◆ Übungstext:
=-=-=-=-=

Vorsorgeuntersuchungen werden Pflicht für Eltern
Sie waren alles kleine Kinder. Und alle mussten sie qualvoll sterben, weil niemand genau hingesehen hat. Keine Nachbarn, kein Jugendamt, keine Ärzte. Eine Gesetzesänderung, der der bayerische Landtag mit CSU-Mehrheit zugestimmt hat, soll dafür sorgen, dass Berichte von misshandelten Kindern der Vergangenheit angehören. Von Luzia Riedhammer
Von Luzia Riedhammer
München. Sie waren alles kleine Kinder. Und alle mussten sie qualvoll sterben, weil niemand genau hingesehen hat. Keine Nachbarn, kein Jugendamt, keine Ärzte. Eine Gesetzesänderung, der der bayerische Landtag mit CSU-Mehrheit zugestimmt hat, soll dafür sorgen, dass Berichte von misshandelten Kindern der Vergangenheit angehören.
Kernpunkt des Gesetzes sind neun Früherkennungsuntersuchungen für Kinder von der Geburt bis zum Alter von fünf Jahren, die in Bayern zukünftig verpflichtend sind. Das Gesetz tritt am 16. Mai in Kraft.
SPD und Grüne kritisierten, dass es bei der neuen Regelung noch genügend Lücken für Eltern gebe, die etwas zu verbergen hätten. Wer etwa seine Kinder nicht in eine Tagesstätte schicke, werde nicht erfasst. Die Änderungen:
Erziehungsgeld Der Freistaat koppelt das Landeserziehungsgeld mit der Einhaltung der Vorsorgeuntersuchungen. Nur wer seinem Antrag einen Nachweis beifügt, dass sein Kind an der U 6 (zwischen dem zehnten und zwölften Monat) oder U 7 (21. bis 24. Monat) teilgenommen hat, hat Anspruch auf das Geld.

=-=-=-=-=

◆ Eingabedaten:
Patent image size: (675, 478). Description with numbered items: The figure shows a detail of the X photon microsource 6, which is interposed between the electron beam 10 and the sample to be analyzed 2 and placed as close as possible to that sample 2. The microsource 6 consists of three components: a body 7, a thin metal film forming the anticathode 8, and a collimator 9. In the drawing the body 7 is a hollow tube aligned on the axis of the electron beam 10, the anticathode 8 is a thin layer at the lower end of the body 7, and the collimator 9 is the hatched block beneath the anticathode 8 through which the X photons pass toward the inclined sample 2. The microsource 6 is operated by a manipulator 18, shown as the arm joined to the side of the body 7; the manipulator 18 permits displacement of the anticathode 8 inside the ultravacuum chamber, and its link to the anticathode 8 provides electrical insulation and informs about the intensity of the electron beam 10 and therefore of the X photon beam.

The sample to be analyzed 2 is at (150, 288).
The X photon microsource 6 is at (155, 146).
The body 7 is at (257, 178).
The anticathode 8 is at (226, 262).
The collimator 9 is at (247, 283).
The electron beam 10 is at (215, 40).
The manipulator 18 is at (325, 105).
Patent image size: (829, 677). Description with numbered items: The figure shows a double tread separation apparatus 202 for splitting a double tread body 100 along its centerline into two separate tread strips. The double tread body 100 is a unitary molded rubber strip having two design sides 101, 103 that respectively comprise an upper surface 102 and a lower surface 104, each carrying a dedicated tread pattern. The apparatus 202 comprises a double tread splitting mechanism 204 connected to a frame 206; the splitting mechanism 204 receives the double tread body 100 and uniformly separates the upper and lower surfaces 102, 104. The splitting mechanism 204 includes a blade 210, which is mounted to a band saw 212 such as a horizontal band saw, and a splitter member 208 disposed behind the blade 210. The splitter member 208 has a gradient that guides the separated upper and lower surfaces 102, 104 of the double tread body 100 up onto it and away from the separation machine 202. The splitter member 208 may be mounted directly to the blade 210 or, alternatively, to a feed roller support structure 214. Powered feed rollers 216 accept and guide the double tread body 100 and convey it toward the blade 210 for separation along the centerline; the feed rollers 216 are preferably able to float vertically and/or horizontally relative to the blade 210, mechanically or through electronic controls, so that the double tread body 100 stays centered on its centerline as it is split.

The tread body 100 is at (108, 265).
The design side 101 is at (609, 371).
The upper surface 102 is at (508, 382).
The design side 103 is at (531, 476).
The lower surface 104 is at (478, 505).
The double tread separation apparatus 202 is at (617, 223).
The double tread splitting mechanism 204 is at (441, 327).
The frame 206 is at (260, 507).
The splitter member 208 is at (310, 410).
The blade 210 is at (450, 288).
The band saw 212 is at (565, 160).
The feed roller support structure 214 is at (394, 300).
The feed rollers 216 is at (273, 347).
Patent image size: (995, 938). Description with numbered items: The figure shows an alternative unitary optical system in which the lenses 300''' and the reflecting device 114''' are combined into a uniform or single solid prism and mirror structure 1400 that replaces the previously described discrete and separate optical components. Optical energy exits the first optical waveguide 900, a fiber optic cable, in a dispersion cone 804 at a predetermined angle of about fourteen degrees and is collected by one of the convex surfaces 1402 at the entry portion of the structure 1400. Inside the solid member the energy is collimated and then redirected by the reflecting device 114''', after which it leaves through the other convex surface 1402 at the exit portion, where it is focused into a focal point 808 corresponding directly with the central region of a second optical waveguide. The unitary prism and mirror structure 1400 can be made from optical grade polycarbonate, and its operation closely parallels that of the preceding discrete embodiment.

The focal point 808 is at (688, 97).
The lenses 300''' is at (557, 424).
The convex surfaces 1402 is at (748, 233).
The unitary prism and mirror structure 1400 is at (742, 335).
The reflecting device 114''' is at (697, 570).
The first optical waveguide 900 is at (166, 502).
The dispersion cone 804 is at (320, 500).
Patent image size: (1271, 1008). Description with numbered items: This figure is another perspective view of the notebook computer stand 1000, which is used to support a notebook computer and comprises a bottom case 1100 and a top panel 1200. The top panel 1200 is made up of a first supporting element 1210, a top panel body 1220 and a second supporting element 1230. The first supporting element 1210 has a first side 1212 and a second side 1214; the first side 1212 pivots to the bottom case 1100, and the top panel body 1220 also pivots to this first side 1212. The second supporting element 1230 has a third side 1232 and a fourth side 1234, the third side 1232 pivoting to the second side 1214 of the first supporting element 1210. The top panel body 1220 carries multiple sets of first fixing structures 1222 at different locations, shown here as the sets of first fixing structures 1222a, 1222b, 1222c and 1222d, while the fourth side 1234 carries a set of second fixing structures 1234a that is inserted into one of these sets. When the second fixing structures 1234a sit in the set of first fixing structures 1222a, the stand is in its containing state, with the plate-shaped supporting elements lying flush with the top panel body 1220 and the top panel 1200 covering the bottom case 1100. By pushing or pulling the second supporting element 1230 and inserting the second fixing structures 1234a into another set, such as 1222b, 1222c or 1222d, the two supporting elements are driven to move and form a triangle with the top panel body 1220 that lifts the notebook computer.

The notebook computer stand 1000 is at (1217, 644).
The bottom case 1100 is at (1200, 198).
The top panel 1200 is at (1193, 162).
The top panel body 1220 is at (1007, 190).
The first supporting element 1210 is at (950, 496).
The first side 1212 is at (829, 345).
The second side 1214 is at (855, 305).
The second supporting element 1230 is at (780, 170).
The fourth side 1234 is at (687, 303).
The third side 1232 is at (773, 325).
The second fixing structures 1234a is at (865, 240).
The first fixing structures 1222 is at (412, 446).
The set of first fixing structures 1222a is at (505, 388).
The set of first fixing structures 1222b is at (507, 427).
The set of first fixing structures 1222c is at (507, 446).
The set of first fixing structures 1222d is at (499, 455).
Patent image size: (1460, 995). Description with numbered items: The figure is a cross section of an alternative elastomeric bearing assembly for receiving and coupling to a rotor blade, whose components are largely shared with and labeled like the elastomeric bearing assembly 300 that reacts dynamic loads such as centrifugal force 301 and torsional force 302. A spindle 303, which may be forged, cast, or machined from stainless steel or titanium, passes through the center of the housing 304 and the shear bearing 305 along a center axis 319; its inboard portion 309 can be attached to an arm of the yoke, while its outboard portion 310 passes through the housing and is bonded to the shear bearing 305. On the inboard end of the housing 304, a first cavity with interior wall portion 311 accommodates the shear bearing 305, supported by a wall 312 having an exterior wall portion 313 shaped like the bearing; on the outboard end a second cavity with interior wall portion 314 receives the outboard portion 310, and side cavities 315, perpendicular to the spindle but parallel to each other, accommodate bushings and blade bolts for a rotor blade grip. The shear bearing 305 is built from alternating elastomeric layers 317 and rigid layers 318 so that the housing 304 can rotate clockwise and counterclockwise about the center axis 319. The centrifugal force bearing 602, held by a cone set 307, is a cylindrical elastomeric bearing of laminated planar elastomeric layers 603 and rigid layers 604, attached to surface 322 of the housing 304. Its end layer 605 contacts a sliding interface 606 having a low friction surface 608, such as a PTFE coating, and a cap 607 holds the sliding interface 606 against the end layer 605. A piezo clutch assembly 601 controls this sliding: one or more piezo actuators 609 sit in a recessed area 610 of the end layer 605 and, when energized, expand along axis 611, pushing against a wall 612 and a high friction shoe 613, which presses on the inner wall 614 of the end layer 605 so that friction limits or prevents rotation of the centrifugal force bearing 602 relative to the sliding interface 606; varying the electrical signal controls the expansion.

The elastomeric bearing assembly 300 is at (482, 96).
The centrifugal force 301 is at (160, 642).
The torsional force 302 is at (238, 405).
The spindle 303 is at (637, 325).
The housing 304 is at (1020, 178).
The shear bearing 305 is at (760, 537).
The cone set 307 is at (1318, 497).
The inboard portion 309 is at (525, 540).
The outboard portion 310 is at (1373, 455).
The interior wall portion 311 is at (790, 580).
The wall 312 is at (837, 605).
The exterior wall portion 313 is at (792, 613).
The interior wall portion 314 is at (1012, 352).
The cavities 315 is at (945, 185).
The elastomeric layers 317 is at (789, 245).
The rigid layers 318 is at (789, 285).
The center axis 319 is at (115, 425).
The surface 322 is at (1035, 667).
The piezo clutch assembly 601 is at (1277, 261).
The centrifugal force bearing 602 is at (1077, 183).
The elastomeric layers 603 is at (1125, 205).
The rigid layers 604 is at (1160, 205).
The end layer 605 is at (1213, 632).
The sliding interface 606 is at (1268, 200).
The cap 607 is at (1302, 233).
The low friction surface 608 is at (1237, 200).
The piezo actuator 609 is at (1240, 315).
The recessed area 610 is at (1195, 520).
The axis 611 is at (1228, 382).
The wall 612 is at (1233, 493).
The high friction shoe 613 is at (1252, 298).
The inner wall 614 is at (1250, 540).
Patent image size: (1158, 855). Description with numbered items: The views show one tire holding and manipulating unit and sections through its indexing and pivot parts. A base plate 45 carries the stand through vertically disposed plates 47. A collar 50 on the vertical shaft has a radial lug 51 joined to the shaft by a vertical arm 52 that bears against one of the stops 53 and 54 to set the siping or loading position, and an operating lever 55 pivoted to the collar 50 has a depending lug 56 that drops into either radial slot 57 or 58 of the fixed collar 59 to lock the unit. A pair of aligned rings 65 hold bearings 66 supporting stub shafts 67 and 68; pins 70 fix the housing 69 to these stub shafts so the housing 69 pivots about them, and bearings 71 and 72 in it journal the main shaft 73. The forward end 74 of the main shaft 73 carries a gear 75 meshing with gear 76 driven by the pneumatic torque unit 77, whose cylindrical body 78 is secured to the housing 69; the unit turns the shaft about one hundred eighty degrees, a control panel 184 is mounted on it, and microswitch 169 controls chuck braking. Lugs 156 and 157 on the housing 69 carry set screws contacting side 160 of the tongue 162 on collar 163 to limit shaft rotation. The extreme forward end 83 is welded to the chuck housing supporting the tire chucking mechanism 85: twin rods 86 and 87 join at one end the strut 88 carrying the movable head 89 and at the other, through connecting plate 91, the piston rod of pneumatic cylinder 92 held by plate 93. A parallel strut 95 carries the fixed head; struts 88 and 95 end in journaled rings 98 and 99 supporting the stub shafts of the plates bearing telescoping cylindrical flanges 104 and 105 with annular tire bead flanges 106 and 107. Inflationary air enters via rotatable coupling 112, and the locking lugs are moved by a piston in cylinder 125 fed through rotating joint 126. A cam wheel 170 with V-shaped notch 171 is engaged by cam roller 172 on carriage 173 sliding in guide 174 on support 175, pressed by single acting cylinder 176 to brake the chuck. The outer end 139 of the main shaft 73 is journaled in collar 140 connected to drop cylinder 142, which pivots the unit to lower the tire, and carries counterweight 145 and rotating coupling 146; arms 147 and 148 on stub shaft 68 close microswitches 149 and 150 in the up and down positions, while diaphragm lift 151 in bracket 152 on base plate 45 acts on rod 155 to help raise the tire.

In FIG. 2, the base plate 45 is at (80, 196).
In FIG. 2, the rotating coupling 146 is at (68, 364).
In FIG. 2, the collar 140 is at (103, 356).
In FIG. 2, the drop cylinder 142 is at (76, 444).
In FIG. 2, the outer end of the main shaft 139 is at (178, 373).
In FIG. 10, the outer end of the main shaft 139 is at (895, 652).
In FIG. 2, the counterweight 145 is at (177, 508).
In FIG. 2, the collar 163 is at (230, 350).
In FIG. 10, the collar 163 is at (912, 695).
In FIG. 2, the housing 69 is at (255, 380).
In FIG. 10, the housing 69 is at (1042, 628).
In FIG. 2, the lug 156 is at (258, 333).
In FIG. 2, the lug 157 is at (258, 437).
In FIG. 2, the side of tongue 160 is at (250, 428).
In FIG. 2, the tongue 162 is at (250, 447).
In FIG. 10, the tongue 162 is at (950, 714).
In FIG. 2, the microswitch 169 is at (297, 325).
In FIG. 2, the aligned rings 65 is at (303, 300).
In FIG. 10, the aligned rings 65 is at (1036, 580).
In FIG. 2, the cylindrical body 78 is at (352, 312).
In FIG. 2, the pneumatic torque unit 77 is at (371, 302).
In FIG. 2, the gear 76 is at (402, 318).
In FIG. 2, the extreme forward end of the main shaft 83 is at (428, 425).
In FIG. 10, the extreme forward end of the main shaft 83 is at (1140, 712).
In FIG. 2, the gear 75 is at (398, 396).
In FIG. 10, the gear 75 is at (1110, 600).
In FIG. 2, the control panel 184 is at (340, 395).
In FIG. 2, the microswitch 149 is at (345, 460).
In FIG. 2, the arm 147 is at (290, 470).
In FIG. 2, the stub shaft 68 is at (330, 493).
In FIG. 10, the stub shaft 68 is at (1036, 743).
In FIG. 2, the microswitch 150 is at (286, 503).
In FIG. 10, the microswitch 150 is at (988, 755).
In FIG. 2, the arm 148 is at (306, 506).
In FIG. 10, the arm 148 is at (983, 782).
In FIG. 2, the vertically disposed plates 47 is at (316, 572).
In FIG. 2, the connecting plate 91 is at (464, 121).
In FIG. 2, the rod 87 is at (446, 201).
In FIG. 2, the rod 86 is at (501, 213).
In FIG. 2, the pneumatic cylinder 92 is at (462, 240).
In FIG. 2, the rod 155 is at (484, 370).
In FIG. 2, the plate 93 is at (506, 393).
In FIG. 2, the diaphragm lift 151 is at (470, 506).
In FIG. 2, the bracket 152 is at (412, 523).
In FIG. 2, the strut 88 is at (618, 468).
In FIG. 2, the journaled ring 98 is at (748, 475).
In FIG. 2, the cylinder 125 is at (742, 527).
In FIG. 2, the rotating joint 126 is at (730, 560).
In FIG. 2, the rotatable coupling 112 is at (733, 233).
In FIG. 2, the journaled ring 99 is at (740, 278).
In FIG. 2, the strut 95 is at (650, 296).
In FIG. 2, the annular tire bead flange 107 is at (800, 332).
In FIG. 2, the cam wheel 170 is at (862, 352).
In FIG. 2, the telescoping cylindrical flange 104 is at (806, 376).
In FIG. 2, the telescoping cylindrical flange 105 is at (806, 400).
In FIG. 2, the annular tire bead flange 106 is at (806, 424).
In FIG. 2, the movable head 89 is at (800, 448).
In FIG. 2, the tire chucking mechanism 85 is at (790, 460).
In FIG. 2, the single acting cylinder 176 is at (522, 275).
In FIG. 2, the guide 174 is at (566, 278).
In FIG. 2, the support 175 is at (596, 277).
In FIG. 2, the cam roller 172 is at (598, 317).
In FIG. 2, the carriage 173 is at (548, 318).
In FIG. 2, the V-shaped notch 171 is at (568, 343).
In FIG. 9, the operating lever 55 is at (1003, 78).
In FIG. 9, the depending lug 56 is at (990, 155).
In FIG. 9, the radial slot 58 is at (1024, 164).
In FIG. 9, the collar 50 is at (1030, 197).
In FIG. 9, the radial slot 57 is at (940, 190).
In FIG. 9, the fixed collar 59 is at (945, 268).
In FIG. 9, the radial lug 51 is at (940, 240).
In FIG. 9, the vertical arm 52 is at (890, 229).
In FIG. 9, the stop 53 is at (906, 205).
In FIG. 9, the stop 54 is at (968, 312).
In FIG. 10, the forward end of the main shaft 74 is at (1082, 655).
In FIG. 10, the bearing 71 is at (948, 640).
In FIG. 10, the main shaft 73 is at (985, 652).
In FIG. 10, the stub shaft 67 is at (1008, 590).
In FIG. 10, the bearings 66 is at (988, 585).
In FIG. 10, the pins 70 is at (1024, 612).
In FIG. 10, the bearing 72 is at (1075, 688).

=-=-=-=-=

◆ Übungsaufgaben:
(a) Warum kritisierten SPD und Grüne laut dem Bericht über die Pflicht-Vorsorgeuntersuchungen die neue Regelung? Antworte in ein bis drei Sätzen.
(b) An welchem Tag tritt das Gesetz laut dem Übungstext in Kraft?
Die Zeilen kommen aus einer anderen Quelle als der Übungstext.

◆ Schriftliche Antworten:
(a) Sie meinten, die neue Regelung lasse Eltern, die etwas zu verbergen hätten, noch genug Lücken. Wer seine Kinder zum Beispiel nicht in eine Tagesstätte schicke, werde nicht erfasst.

(b) Am 16. Mai.